(Extracted records)
* * *

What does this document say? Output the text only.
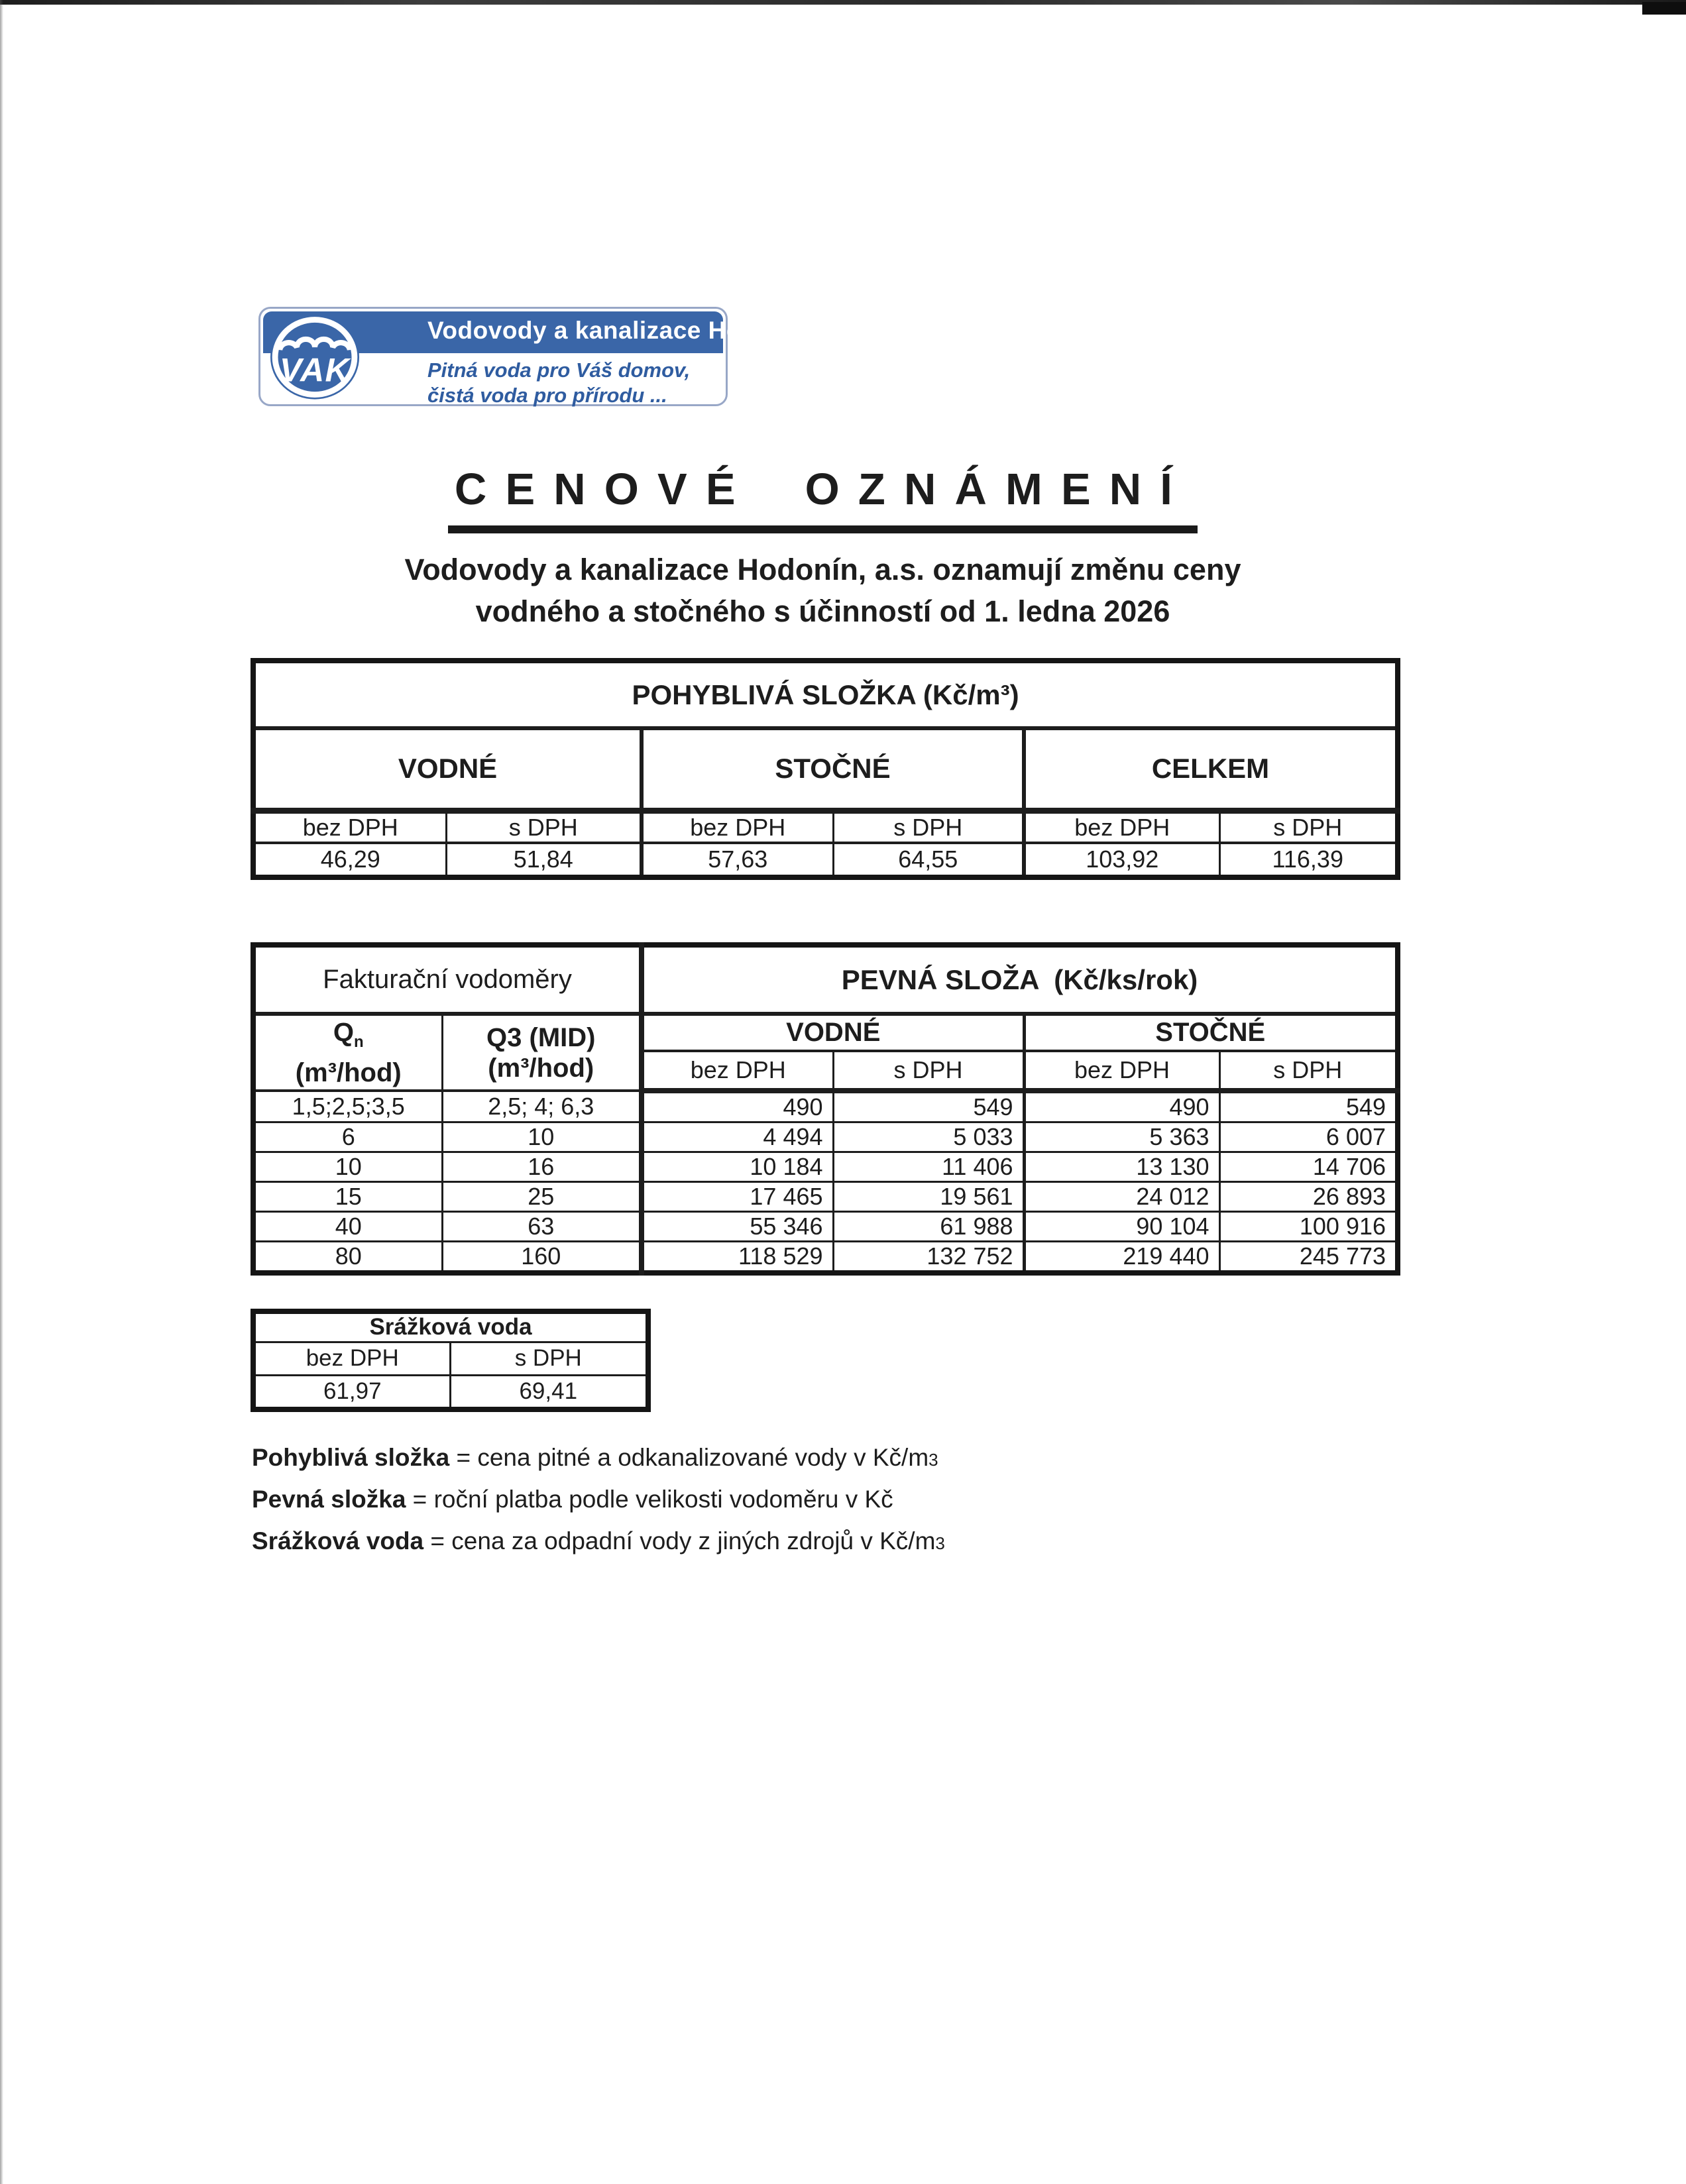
Vodovody a kanalizace Hodonín, a.s.
Pitná voda pro Váš domov,
čistá voda pro přírodu ...
VAK
CENOVÉ OZNÁMENÍ
Vodovody a kanalizace Hodonín, a.s. oznamují změnu ceny
vodného a stočného s účinností od 1. ledna 2026
POHYBLIVÁ SLOŽKA (Kč/m³)					
VODNÉ		STOČNÉ		CELKEM	
bez DPH	s DPH	bez DPH	s DPH	bez DPH	s DPH
46,29	51,84	57,63	64,55	103,92	116,39
Fakturační vodoměry		PEVNÁ SLOŽA  (Kč/ks/rok)			

$Q_n$
(m³/hod)

Q3 (MID)
(m³/hod)
	VODNÉ	STOČNÉ
		bez DPH	s DPH	bez DPH	s DPH
1,5;2,5;3,5	2,5; 4; 6,3	490	549	490	549
6	10	4 494	5 033	5 363	6 007
10	16	10 184	11 406	13 130	14 706
15	25	17 465	19 561	24 012	26 893
40	63	55 346	61 988	90 104	100 916
80	160	118 529	132 752	219 440	245 773
Srážková voda	
bez DPH	s DPH
61,97	69,41
Pohyblivá složka = cena pitné a odkanalizované vody v $Kč/m^3$
Pevná složka = roční platba podle velikosti vodoměru v Kč
Srážková voda = cena za odpadní vody z jiných zdrojů v $Kč/m^3$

* * *

● **The task**
What is the number of lines in the listing that include the word "Srážková"? Give that number and nothing else.

● **Result**
2